A run of records »
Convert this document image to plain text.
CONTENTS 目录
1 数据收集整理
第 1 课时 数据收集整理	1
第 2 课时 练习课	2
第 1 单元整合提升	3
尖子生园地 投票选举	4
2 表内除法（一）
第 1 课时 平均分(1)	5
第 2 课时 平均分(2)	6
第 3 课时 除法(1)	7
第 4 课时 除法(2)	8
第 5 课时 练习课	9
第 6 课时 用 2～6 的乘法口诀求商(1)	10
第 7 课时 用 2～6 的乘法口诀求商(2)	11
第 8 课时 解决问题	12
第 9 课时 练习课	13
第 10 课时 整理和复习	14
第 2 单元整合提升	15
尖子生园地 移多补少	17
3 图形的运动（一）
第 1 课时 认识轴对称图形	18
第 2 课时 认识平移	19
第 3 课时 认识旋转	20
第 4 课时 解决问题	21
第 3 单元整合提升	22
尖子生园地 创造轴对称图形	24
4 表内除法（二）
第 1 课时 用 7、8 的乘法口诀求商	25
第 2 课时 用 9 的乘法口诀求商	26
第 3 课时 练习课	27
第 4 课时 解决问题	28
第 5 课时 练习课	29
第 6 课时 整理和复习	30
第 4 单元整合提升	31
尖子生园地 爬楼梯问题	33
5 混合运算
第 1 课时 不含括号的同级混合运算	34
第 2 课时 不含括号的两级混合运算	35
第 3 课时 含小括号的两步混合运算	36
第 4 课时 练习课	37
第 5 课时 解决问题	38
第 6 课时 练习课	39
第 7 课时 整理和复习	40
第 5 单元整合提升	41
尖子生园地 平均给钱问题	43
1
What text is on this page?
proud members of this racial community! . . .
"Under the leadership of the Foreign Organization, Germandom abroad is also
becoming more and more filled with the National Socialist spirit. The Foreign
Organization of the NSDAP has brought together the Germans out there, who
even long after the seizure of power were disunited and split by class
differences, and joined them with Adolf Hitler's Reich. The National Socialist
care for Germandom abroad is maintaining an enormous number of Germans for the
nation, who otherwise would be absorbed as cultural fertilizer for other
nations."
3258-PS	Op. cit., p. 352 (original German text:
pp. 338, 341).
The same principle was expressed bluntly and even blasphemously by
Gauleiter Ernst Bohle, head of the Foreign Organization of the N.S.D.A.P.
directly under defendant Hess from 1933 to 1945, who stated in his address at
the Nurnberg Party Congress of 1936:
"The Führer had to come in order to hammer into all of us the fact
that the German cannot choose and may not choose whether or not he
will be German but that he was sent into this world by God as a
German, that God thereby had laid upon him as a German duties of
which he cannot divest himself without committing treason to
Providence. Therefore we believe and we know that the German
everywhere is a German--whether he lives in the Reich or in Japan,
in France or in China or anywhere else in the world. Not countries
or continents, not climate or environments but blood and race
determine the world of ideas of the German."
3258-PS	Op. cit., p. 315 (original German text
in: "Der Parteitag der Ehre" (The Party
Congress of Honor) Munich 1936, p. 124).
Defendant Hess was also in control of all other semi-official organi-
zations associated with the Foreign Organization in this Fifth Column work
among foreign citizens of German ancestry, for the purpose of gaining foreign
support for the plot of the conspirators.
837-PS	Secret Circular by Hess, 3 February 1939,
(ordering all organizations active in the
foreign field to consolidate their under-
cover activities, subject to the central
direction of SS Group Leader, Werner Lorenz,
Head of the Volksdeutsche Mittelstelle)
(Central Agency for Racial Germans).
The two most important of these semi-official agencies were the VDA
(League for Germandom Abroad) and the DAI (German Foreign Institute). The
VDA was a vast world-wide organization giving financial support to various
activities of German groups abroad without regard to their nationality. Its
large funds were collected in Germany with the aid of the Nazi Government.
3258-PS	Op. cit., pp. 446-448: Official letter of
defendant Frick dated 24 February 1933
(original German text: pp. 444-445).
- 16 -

Exercise aim »
Which lines above hold the word "semi"? Copy each of them.

Written reply »
Defendant Hess was also in control of all other semi-official organi-
The two most important of these semi-official agencies were the VDA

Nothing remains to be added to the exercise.